The English language, we all know, is in decline. The average schoolchild can hardly write, one author has recently warned. Well, not that recently perhaps
Misspellings on documents that come from a school drive me absolutely insane. (I’d say literally, but I don’t literally mean that, ha ha.) And yes, I would correct the teacher / school, even though it’s obnoxious to do so. They needed to know that they couldn’t get away with that kind of sloppiness.
My son and I used to correct the grammar and spelling on the notices that came from his middle school principal. It was fun. (We’re the sort of people who consider this kind of thing fun.)
I mailed a few of the corrected notices to the school anonymously.
I used to correct the spelling and grammar of notes that my teacher sent home in 5th grade. I then gave them back to her. She requested a conference with my parents and requested that I stop doing that. They requested she not send home poorly written notes.
It’s really a wonder I lasted as long in my first school as I did…
Careless spelling errores drive me nuts. It just looks incerdibly unprofessional in any context.
My youngest child is in sixth grade. I take pictures of all the grammar mistakes and misspellings that are on the teacher made papers. My favorite this month is “burry” for bury. My daughter’s second grade teacher ended every sentence with an exclamation point. Drove me nuts. Seriously, I would see things like “Will your child ride the bus home? Circle one! Yes / No” Really? I felt like I needed to get excited about circling no.

## REQUIRED TASKS
(A) From the comments on school spelling errors, reproduce the part that opens with the words "My son and I" and ends after the words "in any context.", swapping "notices" for "memos" throughout.
(B) Answer these questions from the comments on school spelling errors.
(i) Whose notices did one commenter and their son correct?
(ii) In what grade was the commenter who corrected the teacher's notes and gave them back to her?
(iii) Which misspelling of "bury" is one parent's favorite this month?
The items below were drawn from a different source than the comments on school spelling errors.

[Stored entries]
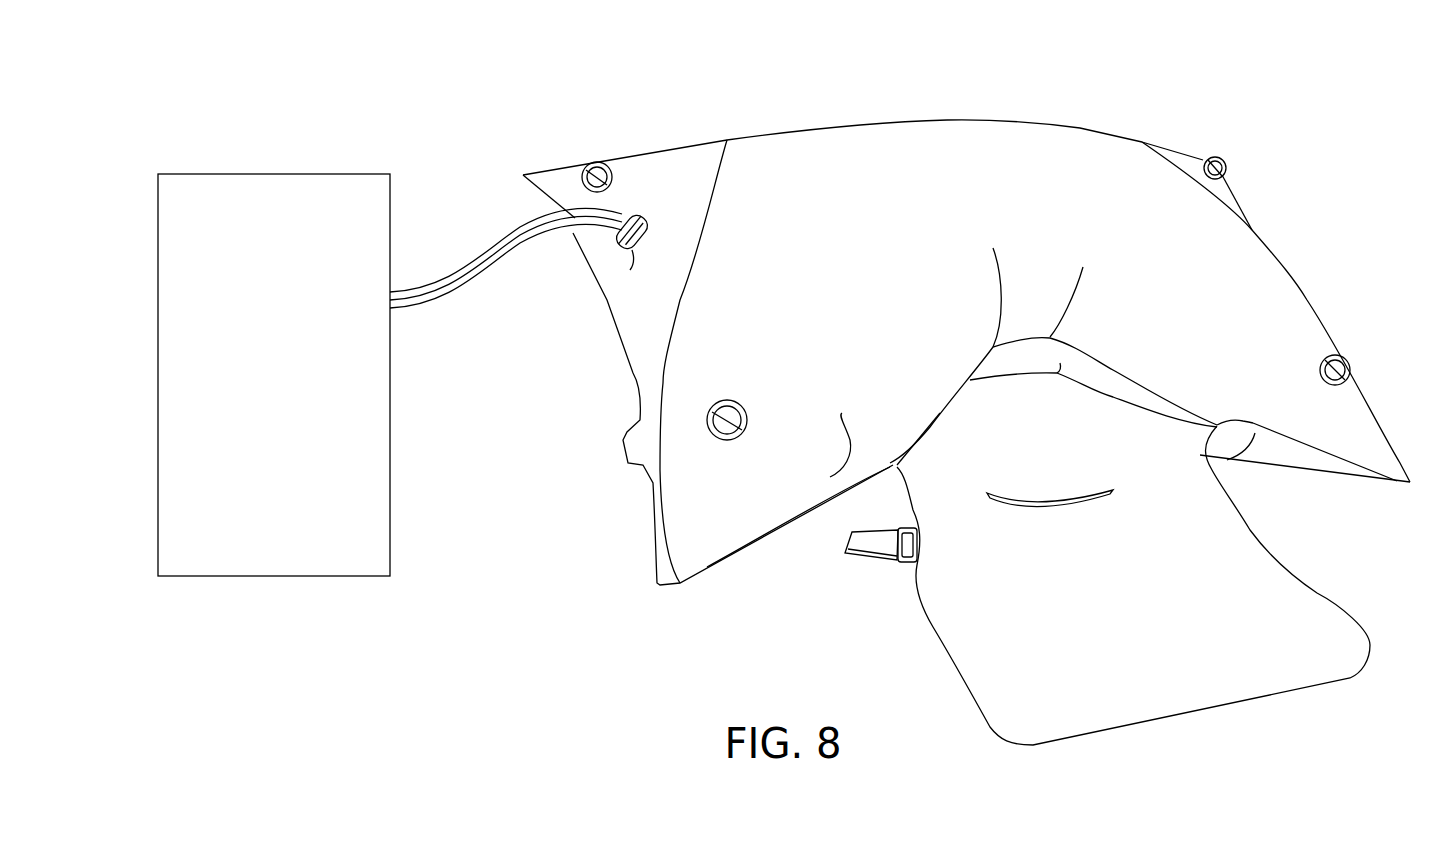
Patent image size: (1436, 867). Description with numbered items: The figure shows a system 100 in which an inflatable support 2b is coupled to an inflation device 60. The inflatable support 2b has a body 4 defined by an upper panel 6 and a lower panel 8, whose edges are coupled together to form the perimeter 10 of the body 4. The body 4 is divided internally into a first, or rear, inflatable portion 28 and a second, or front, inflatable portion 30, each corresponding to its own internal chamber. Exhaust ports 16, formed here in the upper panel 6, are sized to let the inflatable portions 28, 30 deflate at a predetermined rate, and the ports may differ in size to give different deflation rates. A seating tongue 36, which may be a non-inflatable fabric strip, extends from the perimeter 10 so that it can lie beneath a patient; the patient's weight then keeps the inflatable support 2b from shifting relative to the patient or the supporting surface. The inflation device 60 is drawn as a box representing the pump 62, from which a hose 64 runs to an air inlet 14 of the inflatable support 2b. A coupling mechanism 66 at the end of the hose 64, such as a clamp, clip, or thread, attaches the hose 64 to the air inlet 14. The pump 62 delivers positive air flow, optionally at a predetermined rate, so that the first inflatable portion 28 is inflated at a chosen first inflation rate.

The system 100 is at (966, 393).
The inflatable support 2b is at (1160, 115).
The body 4 is at (1080, 130).
The upper panel 6 is at (1275, 262).
The lower panel 8 is at (1295, 462).
The perimeter 10 is at (633, 375).
The air inlet 14 is at (632, 250).
The exhaust port 16 is at (583, 177).
The first inflatable portion 28 is at (687, 160).
The second inflatable portion 30 is at (916, 135).
The seating tongue 36 is at (1217, 685).
The inflation device 60 is at (404, 335).
The pump 62 is at (277, 173).
The hose 64 is at (505, 238).
The coupling mechanism 66 is at (632, 210).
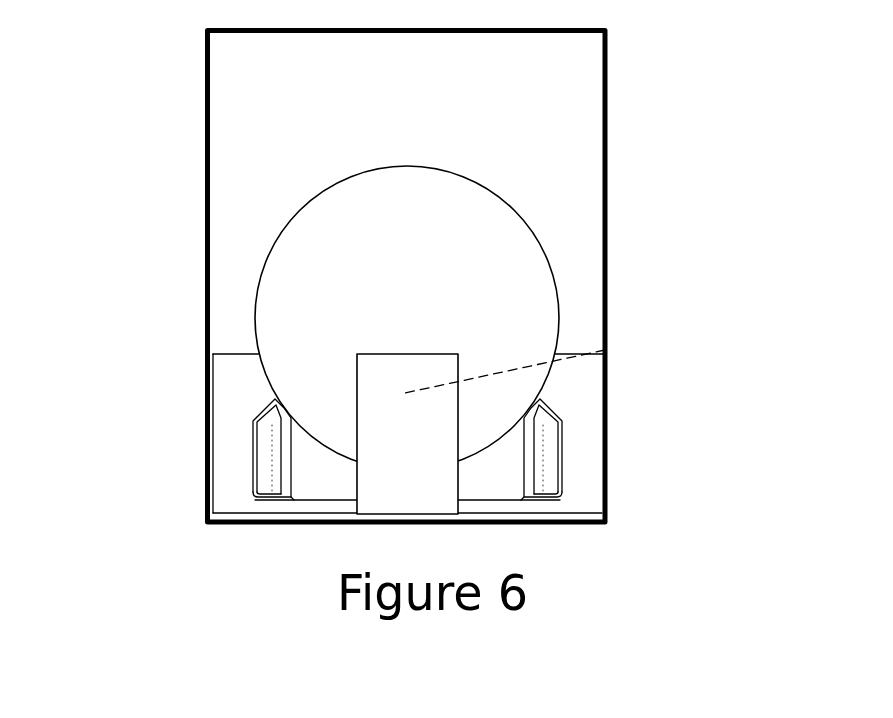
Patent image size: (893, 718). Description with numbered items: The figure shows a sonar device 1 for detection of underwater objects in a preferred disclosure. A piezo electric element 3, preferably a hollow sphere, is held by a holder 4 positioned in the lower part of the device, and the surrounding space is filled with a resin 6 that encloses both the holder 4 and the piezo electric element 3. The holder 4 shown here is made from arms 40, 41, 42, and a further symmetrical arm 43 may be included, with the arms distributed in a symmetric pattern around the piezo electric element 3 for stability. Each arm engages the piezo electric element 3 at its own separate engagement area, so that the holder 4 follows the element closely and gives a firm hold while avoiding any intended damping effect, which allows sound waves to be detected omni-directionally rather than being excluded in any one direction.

The sonar device 1 is at (412, 285).
The piezo electric element 3 is at (320, 278).
The holder 4 is at (398, 454).
The resin 6 is at (288, 80).
The arm 40 is at (235, 423).
The arm 41 is at (407, 452).
The arm 42 is at (577, 392).
The arm 43 is at (605, 350).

## OUTPUTS
(A)
My son and I used to correct the grammar and spelling on the memos that came from his middle school principal. It was fun. (We’re the sort of people who consider this kind of thing fun.)
I mailed a few of the corrected memos to the school anonymously.
I used to correct the spelling and grammar of notes that my teacher sent home in 5th grade. I then gave them back to her. She requested a conference with my parents and requested that I stop doing that. They requested she not send home poorly written notes.
It’s really a wonder I lasted as long in my first school as I did…
Careless spelling errores drive me nuts. It just looks incerdibly unprofessional in any context.

(B)
(i) The middle school principal's notices.
(ii) 5th grade.
(iii) "burry"